:: Data ::
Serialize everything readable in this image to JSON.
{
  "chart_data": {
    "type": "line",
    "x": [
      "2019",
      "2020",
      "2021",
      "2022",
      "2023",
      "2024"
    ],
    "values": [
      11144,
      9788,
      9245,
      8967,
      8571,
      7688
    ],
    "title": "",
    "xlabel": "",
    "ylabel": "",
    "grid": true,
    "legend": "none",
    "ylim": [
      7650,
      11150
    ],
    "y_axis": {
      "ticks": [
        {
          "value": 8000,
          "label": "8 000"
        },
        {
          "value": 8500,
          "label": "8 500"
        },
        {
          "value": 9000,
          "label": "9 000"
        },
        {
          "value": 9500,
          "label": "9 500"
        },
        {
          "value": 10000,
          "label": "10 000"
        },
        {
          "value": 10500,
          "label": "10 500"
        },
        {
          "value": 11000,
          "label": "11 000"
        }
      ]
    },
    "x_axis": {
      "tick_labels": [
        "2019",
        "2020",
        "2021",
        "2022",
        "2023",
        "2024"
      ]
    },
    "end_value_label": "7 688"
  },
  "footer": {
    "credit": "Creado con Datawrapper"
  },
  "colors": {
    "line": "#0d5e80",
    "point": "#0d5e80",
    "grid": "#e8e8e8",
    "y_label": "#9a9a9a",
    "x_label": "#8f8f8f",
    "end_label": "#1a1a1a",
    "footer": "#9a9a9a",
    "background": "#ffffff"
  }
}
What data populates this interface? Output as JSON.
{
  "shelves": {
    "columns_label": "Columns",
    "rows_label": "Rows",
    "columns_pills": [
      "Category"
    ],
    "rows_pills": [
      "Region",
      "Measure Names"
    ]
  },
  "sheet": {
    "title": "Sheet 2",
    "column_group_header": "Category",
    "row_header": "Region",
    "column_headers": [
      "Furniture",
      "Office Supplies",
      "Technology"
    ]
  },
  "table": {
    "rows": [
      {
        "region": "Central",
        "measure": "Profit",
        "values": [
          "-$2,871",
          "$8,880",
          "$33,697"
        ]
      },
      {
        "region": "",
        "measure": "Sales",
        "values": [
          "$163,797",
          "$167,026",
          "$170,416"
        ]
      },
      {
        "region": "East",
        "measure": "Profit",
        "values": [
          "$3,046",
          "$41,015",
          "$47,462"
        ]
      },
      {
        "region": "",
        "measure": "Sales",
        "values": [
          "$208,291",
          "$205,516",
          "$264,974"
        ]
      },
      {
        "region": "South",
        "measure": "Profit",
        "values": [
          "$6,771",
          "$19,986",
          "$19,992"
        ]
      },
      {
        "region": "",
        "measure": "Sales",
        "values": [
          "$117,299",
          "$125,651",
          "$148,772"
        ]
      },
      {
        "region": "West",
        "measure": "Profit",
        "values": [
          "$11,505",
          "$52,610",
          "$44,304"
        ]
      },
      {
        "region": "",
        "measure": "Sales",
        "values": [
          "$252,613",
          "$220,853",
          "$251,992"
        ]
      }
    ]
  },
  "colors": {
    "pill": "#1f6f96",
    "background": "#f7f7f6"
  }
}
:::
▸ **Objective**:
Gather all lines where the word "Category" appears.

▸ **The solution**:
      "Category"
    "column_group_header": "Category",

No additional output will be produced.